Look for the string "document" in the lines and copy each line that has it.

※ ※ ※

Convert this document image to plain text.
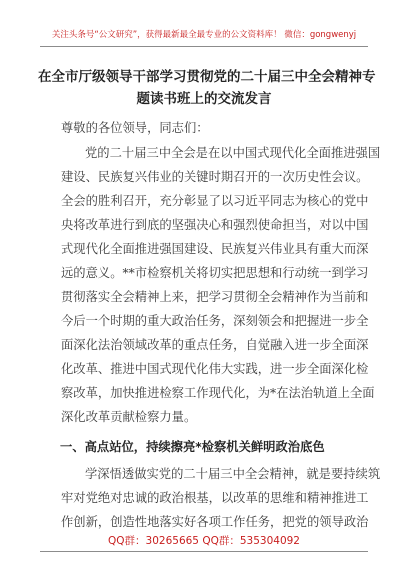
关注头条号“公文研究”，获得最新最全最专业的公文资料库！ 微信：gongwenyj
在全市厅级领导干部学习贯彻党的二十届三中全会精神专
题读书班上的交流发言
尊敬的各位领导，同志们：
党的二十届三中全会是在以中国式现代化全面推进强国
建设、民族复兴伟业的关键时期召开的一次历史性会议。
全会的胜利召开，充分彰显了以习近平同志为核心的党中
央将改革进行到底的坚强决心和强烈使命担当，对以中国
式现代化全面推进强国建设、民族复兴伟业具有重大而深
远的意义。**市检察机关将切实把思想和行动统一到学习
贯彻落实全会精神上来，把学习贯彻全会精神作为当前和
今后一个时期的重大政治任务，深刻领会和把握进一步全
面深化法治领域改革的重点任务，自觉融入进一步全面深
化改革、推进中国式现代化伟大实践，进一步全面深化检
察改革，加快推进检察工作现代化，为*在法治轨道上全面
深化改革贡献检察力量。
一、高点站位，持续擦亮*检察机关鲜明政治底色
学深悟透做实党的二十届三中全会精神，就是要持续筑
牢对党绝对忠诚的政治根基，以改革的思维和精神推进工
作创新，创造性地落实好各项工作任务，把党的领导政治
QQ群：30265665 QQ群：535304092
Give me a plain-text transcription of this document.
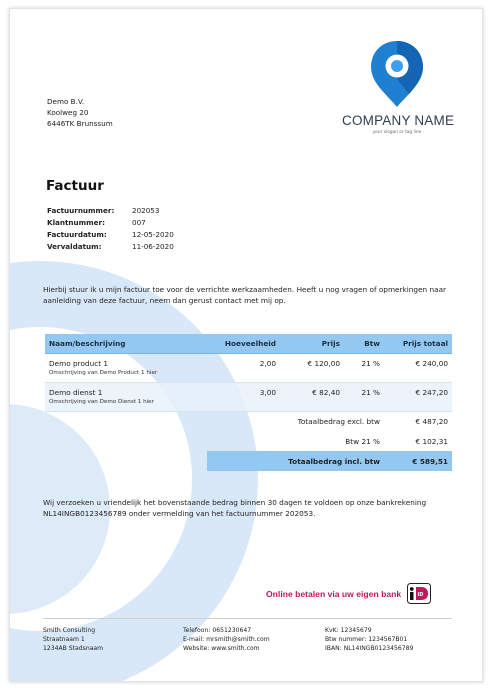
Demo B.V.
Koolweg 20
6446TK Brunssum	COMPANY NAME
your slogan or tag line
Factuur
Factuurnummer:	202053
Klantnummer:	007
Factuurdatum:	12-05-2020
Vervaldatum:	11-06-2020
Hierbij stuur ik u mijn factuur toe voor de verrichte werkzaamheden. Heeft u nog vragen of opmerkingen naar aanleiding van deze factuur, neem dan gerust contact met mij op.
Naam/beschrijving	Hoeveelheid	Prijs	Btw	Prijs totaal

Demo product 1
Omschrijving van Demo Product 1 hier	2,00	€ 120,00	21 %	€ 240,00

Demo dienst 1
Omschrijving van Demo Dienst 1 hier	3,00	€ 82,40	21 %	€ 247,20
	Totaalbedrag excl. btw			€ 487,20
	Btw 21 %			€ 102,31
	Totaalbedrag incl. btw			€ 589,51
Wij verzoeken u vriendelijk het bovenstaande bedrag binnen 30 dagen te voldoen op onze bankrekening NL14INGB0123456789 onder vermelding van het factuurnummer 202053.
Online betalen via uw eigen bank	iD
Smith Consulting
Straatnaam 1
1234AB Stadsnaam
Telefoon: 0651230647
E-mail: mrsmith@smith.com
Website: www.smith.com
KvK: 12345679
Btw nummer: 1234567B01
IBAN: NL14INGB0123456789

※ ※ ※

§ Output:
Convert this document image to plain text.
Give me a plain-text transcription of this document.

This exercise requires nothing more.